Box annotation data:
________________________

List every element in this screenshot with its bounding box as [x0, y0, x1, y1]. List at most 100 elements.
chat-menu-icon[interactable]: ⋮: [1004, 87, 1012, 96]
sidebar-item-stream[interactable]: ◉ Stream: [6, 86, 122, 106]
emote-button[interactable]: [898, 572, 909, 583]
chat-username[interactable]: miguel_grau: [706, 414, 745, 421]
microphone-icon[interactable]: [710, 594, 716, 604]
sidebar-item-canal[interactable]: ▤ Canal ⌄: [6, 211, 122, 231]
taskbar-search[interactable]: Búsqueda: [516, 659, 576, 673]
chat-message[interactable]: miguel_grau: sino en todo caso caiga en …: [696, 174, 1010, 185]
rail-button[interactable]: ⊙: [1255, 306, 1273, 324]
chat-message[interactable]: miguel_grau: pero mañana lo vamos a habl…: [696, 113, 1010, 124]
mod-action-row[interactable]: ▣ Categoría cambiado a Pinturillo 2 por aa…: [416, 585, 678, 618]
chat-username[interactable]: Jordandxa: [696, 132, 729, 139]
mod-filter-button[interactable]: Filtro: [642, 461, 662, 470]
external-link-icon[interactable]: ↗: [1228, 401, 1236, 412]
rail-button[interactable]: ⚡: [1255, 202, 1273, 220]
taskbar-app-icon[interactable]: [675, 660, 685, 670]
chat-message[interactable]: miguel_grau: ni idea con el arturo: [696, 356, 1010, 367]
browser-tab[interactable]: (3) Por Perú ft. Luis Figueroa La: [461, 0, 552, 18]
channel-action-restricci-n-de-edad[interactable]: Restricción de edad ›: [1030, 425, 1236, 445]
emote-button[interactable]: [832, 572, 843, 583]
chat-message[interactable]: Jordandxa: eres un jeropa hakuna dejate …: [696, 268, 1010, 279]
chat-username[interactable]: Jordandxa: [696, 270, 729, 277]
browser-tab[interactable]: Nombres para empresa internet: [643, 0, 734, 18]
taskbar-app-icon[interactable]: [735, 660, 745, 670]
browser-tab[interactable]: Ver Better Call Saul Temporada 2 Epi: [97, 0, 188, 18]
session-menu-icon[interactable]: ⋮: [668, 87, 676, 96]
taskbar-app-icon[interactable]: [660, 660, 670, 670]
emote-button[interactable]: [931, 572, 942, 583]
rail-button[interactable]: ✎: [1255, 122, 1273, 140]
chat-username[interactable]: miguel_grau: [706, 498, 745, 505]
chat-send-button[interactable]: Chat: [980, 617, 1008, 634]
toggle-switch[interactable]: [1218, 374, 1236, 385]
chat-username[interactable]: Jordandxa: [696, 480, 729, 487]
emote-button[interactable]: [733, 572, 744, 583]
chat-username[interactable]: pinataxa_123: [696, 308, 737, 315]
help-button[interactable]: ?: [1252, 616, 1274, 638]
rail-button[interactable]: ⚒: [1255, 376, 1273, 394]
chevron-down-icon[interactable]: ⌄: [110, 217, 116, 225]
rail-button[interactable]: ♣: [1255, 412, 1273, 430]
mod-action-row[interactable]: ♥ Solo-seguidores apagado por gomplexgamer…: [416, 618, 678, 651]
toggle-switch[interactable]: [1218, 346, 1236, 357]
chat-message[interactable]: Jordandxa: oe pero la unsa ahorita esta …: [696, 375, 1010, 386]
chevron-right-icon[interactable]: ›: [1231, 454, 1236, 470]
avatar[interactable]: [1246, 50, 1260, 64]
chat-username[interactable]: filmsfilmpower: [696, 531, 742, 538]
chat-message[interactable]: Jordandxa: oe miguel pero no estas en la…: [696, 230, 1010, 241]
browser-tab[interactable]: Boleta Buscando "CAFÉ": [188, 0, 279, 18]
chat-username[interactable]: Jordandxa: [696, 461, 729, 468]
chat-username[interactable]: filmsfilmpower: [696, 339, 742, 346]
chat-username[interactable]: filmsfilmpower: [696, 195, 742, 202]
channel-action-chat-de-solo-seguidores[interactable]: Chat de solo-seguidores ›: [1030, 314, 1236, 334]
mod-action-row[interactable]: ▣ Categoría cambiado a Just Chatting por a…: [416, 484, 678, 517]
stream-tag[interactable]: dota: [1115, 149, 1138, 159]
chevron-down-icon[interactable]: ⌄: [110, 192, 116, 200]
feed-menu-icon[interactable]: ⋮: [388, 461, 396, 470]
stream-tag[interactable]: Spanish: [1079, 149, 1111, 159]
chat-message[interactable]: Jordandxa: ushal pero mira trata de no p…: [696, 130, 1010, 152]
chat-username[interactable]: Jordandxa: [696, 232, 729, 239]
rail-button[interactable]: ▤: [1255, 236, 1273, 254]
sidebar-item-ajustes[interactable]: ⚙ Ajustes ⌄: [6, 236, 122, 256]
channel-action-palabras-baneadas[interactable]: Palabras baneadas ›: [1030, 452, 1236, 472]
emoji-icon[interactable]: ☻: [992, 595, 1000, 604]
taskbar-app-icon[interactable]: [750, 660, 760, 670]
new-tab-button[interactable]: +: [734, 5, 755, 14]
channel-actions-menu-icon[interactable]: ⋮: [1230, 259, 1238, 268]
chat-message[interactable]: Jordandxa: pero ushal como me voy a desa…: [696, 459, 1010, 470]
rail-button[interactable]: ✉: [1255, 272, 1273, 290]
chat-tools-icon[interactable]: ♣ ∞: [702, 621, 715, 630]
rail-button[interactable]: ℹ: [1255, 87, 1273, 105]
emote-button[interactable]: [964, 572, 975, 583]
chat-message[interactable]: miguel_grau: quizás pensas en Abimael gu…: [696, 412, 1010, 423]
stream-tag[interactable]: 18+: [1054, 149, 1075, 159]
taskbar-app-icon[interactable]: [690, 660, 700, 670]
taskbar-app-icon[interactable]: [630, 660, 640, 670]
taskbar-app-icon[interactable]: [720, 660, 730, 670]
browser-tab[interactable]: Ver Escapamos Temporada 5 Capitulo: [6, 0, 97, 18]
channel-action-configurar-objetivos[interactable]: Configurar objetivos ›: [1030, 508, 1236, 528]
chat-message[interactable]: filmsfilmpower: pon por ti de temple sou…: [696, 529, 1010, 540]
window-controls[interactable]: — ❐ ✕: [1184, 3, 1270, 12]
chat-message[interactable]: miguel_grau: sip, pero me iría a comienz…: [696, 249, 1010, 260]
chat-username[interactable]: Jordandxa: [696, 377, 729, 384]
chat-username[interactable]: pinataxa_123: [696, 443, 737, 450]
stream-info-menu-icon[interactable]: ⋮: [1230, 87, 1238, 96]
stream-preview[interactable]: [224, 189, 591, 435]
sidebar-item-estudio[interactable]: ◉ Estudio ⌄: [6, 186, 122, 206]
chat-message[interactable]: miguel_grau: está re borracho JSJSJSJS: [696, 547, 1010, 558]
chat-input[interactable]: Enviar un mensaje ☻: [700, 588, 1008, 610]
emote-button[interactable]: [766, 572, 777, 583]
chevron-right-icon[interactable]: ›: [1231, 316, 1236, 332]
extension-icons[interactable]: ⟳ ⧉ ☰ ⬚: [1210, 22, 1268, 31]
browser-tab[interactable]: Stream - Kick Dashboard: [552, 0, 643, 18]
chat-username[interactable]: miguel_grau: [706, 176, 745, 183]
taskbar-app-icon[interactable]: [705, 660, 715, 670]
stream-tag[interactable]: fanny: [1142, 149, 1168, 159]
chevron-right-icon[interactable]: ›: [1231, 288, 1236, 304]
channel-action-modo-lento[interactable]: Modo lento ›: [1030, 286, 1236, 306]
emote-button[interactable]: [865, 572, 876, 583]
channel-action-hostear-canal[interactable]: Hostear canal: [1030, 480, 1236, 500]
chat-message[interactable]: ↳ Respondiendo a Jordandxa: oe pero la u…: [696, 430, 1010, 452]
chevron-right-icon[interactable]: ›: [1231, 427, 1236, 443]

________________________

**What is required**
Copy out all of the lines above word for word, changing nothing.

**Worked solution**
List every element in this screenshot with its bounding box as [x0, y0, x1, y1]. List at most 100 elements.
chat-menu-icon[interactable]: ⋮: [1004, 87, 1012, 96]
sidebar-item-stream[interactable]: ◉ Stream: [6, 86, 122, 106]
emote-button[interactable]: [898, 572, 909, 583]
chat-username[interactable]: miguel_grau: [706, 414, 745, 421]
microphone-icon[interactable]: [710, 594, 716, 604]
sidebar-item-canal[interactable]: ▤ Canal ⌄: [6, 211, 122, 231]
taskbar-search[interactable]: Búsqueda: [516, 659, 576, 673]
chat-message[interactable]: miguel_grau: sino en todo caso caiga en …: [696, 174, 1010, 185]
rail-button[interactable]: ⊙: [1255, 306, 1273, 324]
chat-message[interactable]: miguel_grau: pero mañana lo vamos a habl…: [696, 113, 1010, 124]
mod-action-row[interactable]: ▣ Categoría cambiado a Pinturillo 2 por aa…: [416, 585, 678, 618]
chat-username[interactable]: Jordandxa: [696, 132, 729, 139]
mod-filter-button[interactable]: Filtro: [642, 461, 662, 470]
external-link-icon[interactable]: ↗: [1228, 401, 1236, 412]
rail-button[interactable]: ⚡: [1255, 202, 1273, 220]
taskbar-app-icon[interactable]: [675, 660, 685, 670]
chat-message[interactable]: miguel_grau: ni idea con el arturo: [696, 356, 1010, 367]
browser-tab[interactable]: (3) Por Perú ft. Luis Figueroa La: [461, 0, 552, 18]
channel-action-restricci-n-de-edad[interactable]: Restricción de edad ›: [1030, 425, 1236, 445]
emote-button[interactable]: [832, 572, 843, 583]
chat-message[interactable]: Jordandxa: eres un jeropa hakuna dejate …: [696, 268, 1010, 279]
chat-username[interactable]: Jordandxa: [696, 270, 729, 277]
browser-tab[interactable]: Nombres para empresa internet: [643, 0, 734, 18]
taskbar-app-icon[interactable]: [735, 660, 745, 670]
browser-tab[interactable]: Ver Better Call Saul Temporada 2 Epi: [97, 0, 188, 18]
session-menu-icon[interactable]: ⋮: [668, 87, 676, 96]
taskbar-app-icon[interactable]: [660, 660, 670, 670]
emote-button[interactable]: [931, 572, 942, 583]
rail-button[interactable]: ✎: [1255, 122, 1273, 140]
chat-username[interactable]: miguel_grau: [706, 498, 745, 505]
chat-send-button[interactable]: Chat: [980, 617, 1008, 634]
toggle-switch[interactable]: [1218, 374, 1236, 385]
chat-username[interactable]: Jordandxa: [696, 480, 729, 487]
emote-button[interactable]: [733, 572, 744, 583]
chat-username[interactable]: pinataxa_123: [696, 308, 737, 315]
help-button[interactable]: ?: [1252, 616, 1274, 638]
rail-button[interactable]: ⚒: [1255, 376, 1273, 394]
chevron-down-icon[interactable]: ⌄: [110, 217, 116, 225]
rail-button[interactable]: ♣: [1255, 412, 1273, 430]
mod-action-row[interactable]: ♥ Solo-seguidores apagado por gomplexgamer…: [416, 618, 678, 651]
toggle-switch[interactable]: [1218, 346, 1236, 357]
chat-message[interactable]: Jordandxa: oe pero la unsa ahorita esta …: [696, 375, 1010, 386]
chevron-right-icon[interactable]: ›: [1231, 454, 1236, 470]
avatar[interactable]: [1246, 50, 1260, 64]
chat-username[interactable]: filmsfilmpower: [696, 531, 742, 538]
chat-message[interactable]: Jordandxa: oe miguel pero no estas en la…: [696, 230, 1010, 241]
browser-tab[interactable]: Boleta Buscando "CAFÉ": [188, 0, 279, 18]
chat-username[interactable]: Jordandxa: [696, 461, 729, 468]
chat-username[interactable]: filmsfilmpower: [696, 339, 742, 346]
chat-username[interactable]: filmsfilmpower: [696, 195, 742, 202]
channel-action-chat-de-solo-seguidores[interactable]: Chat de solo-seguidores ›: [1030, 314, 1236, 334]
mod-action-row[interactable]: ▣ Categoría cambiado a Just Chatting por a…: [416, 484, 678, 517]
stream-tag[interactable]: dota: [1115, 149, 1138, 159]
chevron-down-icon[interactable]: ⌄: [110, 192, 116, 200]
feed-menu-icon[interactable]: ⋮: [388, 461, 396, 470]
stream-tag[interactable]: Spanish: [1079, 149, 1111, 159]
chat-message[interactable]: Jordandxa: ushal pero mira trata de no p…: [696, 130, 1010, 152]
chat-username[interactable]: Jordandxa: [696, 232, 729, 239]
rail-button[interactable]: ▤: [1255, 236, 1273, 254]
sidebar-item-ajustes[interactable]: ⚙ Ajustes ⌄: [6, 236, 122, 256]
channel-action-palabras-baneadas[interactable]: Palabras baneadas ›: [1030, 452, 1236, 472]
emoji-icon[interactable]: ☻: [992, 595, 1000, 604]
taskbar-app-icon[interactable]: [750, 660, 760, 670]
new-tab-button[interactable]: +: [734, 5, 755, 14]
channel-actions-menu-icon[interactable]: ⋮: [1230, 259, 1238, 268]
chat-message[interactable]: Jordandxa: pero ushal como me voy a desa…: [696, 459, 1010, 470]
rail-button[interactable]: ✉: [1255, 272, 1273, 290]
chat-tools-icon[interactable]: ♣ ∞: [702, 621, 715, 630]
rail-button[interactable]: ℹ: [1255, 87, 1273, 105]
emote-button[interactable]: [964, 572, 975, 583]
chat-message[interactable]: miguel_grau: quizás pensas en Abimael gu…: [696, 412, 1010, 423]
stream-tag[interactable]: 18+: [1054, 149, 1075, 159]
taskbar-app-icon[interactable]: [690, 660, 700, 670]
taskbar-app-icon[interactable]: [630, 660, 640, 670]
taskbar-app-icon[interactable]: [720, 660, 730, 670]
browser-tab[interactable]: Ver Escapamos Temporada 5 Capitulo: [6, 0, 97, 18]
channel-action-configurar-objetivos[interactable]: Configurar objetivos ›: [1030, 508, 1236, 528]
chat-message[interactable]: filmsfilmpower: pon por ti de temple sou…: [696, 529, 1010, 540]
window-controls[interactable]: — ❐ ✕: [1184, 3, 1270, 12]
chat-message[interactable]: miguel_grau: sip, pero me iría a comienz…: [696, 249, 1010, 260]
chat-username[interactable]: Jordandxa: [696, 377, 729, 384]
chat-username[interactable]: pinataxa_123: [696, 443, 737, 450]
stream-info-menu-icon[interactable]: ⋮: [1230, 87, 1238, 96]
stream-preview[interactable]: [224, 189, 591, 435]
sidebar-item-estudio[interactable]: ◉ Estudio ⌄: [6, 186, 122, 206]
chat-message[interactable]: miguel_grau: está re borracho JSJSJSJS: [696, 547, 1010, 558]
chat-input[interactable]: Enviar un mensaje ☻: [700, 588, 1008, 610]
emote-button[interactable]: [766, 572, 777, 583]
chevron-right-icon[interactable]: ›: [1231, 316, 1236, 332]
extension-icons[interactable]: ⟳ ⧉ ☰ ⬚: [1210, 22, 1268, 31]
browser-tab[interactable]: Stream - Kick Dashboard: [552, 0, 643, 18]
chat-username[interactable]: miguel_grau: [706, 176, 745, 183]
taskbar-app-icon[interactable]: [705, 660, 715, 670]
stream-tag[interactable]: fanny: [1142, 149, 1168, 159]
chevron-right-icon[interactable]: ›: [1231, 288, 1236, 304]
channel-action-modo-lento[interactable]: Modo lento ›: [1030, 286, 1236, 306]
emote-button[interactable]: [865, 572, 876, 583]
channel-action-hostear-canal[interactable]: Hostear canal: [1030, 480, 1236, 500]
chat-message[interactable]: ↳ Respondiendo a Jordandxa: oe pero la u…: [696, 430, 1010, 452]
chevron-right-icon[interactable]: ›: [1231, 427, 1236, 443]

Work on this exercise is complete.